** START OF TASK MATERIAL **
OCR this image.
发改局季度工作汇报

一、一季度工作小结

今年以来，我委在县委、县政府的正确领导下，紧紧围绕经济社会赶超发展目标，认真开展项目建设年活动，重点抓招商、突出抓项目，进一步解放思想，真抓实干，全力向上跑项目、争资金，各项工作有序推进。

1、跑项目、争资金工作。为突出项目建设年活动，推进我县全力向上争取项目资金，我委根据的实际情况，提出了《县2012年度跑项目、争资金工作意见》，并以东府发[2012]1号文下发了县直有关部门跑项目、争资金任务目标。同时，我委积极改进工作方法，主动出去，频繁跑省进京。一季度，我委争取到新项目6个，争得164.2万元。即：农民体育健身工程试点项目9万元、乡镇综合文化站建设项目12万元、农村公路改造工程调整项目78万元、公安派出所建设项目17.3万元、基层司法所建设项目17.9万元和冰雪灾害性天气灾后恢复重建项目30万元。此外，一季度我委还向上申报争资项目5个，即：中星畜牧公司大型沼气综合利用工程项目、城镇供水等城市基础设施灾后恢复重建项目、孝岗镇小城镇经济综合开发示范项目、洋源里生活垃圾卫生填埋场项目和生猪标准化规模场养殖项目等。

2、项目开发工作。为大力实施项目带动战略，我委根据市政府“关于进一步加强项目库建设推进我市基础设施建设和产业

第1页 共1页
** END OF TASK MATERIAL **
__REQUIRED WORK__: Print the records above in full, exactly.

__TASK RESULT__:
OCR this image.
发改局季度工作汇报

一、一季度工作小结

今年以来，我委在县委、县政府的正确领导下，紧紧围绕经济社会赶超发展目标，认真开展项目建设年活动，重点抓招商、突出抓项目，进一步解放思想，真抓实干，全力向上跑项目、争资金，各项工作有序推进。

1、跑项目、争资金工作。为突出项目建设年活动，推进我县全力向上争取项目资金，我委根据的实际情况，提出了《县2012年度跑项目、争资金工作意见》，并以东府发[2012]1号文下发了县直有关部门跑项目、争资金任务目标。同时，我委积极改进工作方法，主动出去，频繁跑省进京。一季度，我委争取到新项目6个，争得164.2万元。即：农民体育健身工程试点项目9万元、乡镇综合文化站建设项目12万元、农村公路改造工程调整项目78万元、公安派出所建设项目17.3万元、基层司法所建设项目17.9万元和冰雪灾害性天气灾后恢复重建项目30万元。此外，一季度我委还向上申报争资项目5个，即：中星畜牧公司大型沼气综合利用工程项目、城镇供水等城市基础设施灾后恢复重建项目、孝岗镇小城镇经济综合开发示范项目、洋源里生活垃圾卫生填埋场项目和生猪标准化规模场养殖项目等。

2、项目开发工作。为大力实施项目带动战略，我委根据市政府“关于进一步加强项目库建设推进我市基础设施建设和产业

第1页 共1页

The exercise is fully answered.